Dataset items
========================

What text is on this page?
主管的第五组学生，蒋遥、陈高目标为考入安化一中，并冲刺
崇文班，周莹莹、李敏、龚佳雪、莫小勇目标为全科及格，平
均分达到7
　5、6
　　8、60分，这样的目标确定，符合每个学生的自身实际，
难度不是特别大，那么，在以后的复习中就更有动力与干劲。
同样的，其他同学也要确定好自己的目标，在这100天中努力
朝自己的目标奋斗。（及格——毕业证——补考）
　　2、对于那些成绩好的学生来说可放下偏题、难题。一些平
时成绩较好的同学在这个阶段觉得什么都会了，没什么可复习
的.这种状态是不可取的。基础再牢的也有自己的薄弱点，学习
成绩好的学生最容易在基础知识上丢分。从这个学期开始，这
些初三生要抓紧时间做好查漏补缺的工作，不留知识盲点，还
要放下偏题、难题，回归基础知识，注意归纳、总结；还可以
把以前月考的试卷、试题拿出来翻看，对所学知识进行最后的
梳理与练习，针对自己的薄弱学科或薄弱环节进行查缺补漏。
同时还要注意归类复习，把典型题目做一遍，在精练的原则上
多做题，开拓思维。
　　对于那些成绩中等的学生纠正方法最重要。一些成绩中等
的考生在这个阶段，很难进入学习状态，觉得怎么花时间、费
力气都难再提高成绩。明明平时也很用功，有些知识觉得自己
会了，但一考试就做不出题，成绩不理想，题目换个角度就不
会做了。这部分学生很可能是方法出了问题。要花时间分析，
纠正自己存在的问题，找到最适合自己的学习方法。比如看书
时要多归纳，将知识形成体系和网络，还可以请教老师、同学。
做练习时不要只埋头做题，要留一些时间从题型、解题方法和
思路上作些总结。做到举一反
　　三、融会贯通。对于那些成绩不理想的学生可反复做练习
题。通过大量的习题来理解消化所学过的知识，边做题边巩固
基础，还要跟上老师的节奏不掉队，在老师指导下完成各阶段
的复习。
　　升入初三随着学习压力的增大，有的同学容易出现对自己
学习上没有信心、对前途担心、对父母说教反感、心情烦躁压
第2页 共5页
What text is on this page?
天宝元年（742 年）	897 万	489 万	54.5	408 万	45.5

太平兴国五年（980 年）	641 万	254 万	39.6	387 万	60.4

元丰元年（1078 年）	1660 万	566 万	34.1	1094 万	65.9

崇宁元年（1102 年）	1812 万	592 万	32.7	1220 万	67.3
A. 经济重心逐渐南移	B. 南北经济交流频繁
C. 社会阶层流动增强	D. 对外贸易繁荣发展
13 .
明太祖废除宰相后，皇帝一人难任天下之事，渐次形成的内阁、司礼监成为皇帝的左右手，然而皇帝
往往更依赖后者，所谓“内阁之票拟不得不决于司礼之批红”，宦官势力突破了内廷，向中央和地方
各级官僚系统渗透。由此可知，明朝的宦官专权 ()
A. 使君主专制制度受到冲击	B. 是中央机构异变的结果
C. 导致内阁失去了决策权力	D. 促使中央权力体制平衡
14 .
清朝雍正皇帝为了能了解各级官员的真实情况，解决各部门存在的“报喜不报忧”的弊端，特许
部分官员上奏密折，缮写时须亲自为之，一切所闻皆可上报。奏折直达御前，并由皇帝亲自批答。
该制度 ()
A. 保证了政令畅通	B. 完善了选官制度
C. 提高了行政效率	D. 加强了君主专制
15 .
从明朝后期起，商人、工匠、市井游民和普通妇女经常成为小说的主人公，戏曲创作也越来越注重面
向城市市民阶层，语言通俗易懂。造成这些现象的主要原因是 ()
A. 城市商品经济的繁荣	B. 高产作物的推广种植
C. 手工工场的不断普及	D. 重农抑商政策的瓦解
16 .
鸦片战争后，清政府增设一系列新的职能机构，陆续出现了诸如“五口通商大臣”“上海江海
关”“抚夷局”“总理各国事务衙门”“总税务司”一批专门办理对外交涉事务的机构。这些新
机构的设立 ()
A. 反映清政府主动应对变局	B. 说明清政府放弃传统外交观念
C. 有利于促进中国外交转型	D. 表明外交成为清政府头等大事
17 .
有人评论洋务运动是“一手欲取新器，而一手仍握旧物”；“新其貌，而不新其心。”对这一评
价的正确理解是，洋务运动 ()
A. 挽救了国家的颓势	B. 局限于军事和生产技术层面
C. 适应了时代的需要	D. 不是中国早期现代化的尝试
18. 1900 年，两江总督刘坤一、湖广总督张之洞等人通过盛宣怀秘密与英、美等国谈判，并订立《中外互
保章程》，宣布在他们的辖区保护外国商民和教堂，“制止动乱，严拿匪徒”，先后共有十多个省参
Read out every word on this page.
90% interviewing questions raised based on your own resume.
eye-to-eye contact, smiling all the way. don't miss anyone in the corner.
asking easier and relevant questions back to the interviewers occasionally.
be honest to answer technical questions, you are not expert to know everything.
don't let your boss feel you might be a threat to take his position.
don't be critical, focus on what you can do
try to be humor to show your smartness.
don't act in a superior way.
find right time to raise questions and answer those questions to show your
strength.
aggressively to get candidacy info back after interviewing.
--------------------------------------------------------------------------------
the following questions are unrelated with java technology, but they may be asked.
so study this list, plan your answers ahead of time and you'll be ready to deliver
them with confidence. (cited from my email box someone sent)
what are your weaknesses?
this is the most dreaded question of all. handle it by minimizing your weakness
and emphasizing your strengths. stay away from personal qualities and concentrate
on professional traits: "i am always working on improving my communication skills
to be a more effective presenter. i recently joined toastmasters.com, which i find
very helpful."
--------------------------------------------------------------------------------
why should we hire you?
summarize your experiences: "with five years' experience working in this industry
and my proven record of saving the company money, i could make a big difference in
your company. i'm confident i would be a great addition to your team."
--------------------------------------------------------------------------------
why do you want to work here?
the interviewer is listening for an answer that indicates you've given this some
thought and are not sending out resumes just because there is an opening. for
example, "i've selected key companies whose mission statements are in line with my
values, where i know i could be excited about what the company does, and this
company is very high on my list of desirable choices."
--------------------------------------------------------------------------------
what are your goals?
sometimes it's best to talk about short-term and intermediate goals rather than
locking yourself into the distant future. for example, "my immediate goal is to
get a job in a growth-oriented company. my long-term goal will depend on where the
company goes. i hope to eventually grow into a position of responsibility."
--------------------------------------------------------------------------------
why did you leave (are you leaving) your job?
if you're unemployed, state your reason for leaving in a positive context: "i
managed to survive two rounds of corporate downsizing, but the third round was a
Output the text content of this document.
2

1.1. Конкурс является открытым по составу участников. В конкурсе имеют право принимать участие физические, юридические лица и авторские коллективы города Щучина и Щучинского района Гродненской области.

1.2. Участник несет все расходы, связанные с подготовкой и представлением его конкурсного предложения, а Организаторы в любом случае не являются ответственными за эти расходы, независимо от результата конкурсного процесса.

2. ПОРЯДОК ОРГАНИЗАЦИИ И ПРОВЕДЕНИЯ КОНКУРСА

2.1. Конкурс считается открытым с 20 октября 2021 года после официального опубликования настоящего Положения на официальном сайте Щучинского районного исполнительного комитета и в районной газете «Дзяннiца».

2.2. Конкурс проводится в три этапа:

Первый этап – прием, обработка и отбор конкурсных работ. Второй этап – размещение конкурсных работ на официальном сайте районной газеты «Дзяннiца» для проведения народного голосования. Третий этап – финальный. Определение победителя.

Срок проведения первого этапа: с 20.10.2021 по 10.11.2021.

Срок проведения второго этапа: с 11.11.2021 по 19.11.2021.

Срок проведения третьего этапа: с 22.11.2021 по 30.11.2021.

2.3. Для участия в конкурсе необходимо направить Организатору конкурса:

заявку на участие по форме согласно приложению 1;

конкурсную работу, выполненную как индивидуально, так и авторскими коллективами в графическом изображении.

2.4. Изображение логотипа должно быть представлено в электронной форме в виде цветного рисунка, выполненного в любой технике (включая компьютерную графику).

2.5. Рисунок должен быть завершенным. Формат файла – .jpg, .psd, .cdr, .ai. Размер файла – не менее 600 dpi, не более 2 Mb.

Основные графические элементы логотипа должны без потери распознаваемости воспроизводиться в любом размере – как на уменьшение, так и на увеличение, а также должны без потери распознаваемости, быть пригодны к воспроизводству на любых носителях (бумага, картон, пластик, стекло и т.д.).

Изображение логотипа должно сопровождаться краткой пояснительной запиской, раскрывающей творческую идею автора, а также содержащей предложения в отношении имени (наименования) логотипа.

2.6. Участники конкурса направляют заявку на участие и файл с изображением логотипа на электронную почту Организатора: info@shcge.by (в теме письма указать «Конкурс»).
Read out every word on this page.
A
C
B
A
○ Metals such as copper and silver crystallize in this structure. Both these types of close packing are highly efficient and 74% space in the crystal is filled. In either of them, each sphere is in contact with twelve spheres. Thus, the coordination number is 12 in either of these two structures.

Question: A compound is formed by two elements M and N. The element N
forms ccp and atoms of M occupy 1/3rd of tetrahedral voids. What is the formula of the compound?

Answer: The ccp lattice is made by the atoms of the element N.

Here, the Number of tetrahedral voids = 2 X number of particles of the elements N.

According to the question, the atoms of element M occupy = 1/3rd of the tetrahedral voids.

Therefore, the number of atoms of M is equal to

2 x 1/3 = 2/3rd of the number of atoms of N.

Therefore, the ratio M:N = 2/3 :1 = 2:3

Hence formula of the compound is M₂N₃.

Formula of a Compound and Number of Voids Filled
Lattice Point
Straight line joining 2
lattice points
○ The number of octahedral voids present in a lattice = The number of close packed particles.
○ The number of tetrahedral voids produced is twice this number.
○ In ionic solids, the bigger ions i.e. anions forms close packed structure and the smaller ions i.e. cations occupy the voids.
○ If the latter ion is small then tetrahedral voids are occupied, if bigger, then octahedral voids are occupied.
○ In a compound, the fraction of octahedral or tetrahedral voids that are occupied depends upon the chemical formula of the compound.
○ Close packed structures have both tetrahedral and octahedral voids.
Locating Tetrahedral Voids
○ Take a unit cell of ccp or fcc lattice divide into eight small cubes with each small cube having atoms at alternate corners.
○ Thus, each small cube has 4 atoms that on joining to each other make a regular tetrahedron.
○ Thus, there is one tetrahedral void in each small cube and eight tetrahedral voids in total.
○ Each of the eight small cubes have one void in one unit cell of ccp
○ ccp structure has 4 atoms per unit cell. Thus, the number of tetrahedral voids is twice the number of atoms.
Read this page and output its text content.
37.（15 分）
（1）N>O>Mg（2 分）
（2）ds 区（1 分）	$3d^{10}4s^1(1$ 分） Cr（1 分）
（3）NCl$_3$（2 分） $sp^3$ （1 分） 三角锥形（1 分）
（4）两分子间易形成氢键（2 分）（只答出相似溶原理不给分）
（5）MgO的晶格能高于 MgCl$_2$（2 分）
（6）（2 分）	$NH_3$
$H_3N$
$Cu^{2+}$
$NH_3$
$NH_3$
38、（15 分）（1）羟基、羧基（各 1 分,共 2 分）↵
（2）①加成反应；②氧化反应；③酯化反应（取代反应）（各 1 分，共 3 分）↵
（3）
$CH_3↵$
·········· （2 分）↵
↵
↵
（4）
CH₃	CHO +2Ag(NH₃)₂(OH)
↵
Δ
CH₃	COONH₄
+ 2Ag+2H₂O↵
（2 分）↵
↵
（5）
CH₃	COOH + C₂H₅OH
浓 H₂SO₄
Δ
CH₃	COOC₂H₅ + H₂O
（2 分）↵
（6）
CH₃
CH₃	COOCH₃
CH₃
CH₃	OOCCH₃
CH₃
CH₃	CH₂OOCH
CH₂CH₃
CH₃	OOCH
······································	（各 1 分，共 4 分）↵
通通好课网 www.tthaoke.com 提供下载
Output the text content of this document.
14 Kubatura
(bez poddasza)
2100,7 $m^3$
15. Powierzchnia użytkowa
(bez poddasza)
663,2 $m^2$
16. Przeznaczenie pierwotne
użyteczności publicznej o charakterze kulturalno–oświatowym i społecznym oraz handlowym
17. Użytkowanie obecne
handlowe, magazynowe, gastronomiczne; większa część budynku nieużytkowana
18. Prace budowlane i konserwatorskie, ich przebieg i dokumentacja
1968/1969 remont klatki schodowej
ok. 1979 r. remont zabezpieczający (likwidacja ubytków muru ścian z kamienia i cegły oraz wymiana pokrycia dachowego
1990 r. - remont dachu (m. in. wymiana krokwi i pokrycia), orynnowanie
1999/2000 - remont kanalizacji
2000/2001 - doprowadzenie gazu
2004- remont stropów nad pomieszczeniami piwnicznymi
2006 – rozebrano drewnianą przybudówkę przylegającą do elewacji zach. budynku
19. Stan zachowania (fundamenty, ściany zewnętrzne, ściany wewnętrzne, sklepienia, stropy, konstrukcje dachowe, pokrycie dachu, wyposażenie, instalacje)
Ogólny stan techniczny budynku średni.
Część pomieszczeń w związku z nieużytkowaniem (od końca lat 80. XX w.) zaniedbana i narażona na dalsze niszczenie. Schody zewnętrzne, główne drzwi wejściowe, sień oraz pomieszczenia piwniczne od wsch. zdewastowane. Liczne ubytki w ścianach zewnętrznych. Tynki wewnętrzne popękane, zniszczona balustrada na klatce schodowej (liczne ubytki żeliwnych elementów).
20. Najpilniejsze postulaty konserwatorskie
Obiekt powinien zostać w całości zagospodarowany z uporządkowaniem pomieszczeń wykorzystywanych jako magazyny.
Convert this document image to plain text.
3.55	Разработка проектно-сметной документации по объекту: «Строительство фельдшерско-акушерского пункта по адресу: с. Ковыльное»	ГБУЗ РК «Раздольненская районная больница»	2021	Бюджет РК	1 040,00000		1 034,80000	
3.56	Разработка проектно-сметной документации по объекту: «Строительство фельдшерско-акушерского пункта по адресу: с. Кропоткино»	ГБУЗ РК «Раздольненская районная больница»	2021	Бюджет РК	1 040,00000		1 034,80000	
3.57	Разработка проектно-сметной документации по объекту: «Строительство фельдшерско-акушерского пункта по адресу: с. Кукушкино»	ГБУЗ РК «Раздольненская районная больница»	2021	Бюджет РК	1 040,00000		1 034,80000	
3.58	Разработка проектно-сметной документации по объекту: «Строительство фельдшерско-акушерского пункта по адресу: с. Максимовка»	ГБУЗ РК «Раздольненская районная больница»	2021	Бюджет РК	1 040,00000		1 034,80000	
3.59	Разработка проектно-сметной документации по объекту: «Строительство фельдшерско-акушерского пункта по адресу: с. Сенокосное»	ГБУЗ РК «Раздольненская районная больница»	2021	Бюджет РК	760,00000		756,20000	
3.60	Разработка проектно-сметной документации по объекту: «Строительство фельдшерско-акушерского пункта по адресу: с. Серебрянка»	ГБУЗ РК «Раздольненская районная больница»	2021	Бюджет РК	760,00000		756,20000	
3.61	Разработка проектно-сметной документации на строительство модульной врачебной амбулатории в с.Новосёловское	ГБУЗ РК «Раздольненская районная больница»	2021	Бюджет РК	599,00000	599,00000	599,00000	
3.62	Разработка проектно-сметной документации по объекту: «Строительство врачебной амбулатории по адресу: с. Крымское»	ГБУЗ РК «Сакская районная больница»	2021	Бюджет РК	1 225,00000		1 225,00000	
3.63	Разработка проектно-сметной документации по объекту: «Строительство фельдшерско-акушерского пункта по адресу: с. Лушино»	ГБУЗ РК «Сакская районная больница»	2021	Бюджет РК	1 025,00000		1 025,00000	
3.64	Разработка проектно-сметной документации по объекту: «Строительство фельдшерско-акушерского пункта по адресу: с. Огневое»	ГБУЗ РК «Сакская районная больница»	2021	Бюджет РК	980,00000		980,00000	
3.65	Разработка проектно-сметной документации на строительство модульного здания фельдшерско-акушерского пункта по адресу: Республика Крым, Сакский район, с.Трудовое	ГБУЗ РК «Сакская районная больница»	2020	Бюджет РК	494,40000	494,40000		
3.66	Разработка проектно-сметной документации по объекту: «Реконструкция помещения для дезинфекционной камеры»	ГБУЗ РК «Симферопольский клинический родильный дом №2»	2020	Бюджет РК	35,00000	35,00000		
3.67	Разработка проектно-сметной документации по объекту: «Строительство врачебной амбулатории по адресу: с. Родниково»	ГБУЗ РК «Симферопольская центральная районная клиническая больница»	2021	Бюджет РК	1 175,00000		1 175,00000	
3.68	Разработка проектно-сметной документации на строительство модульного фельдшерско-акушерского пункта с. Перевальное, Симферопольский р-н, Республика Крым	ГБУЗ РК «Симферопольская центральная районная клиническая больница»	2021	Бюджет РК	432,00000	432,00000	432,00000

========================

● Exercise details
Copy out every line of the data that includes the word "Дзяннiца".

● Full response
2.1. Конкурс считается открытым с 20 октября 2021 года после официального опубликования настоящего Положения на официальном сайте Щучинского районного исполнительного комитета и в районной газете «Дзяннiца».
Первый этап – прием, обработка и отбор конкурсных работ. Второй этап – размещение конкурсных работ на официальном сайте районной газеты «Дзяннiца» для проведения народного голосования. Третий этап – финальный. Определение победителя.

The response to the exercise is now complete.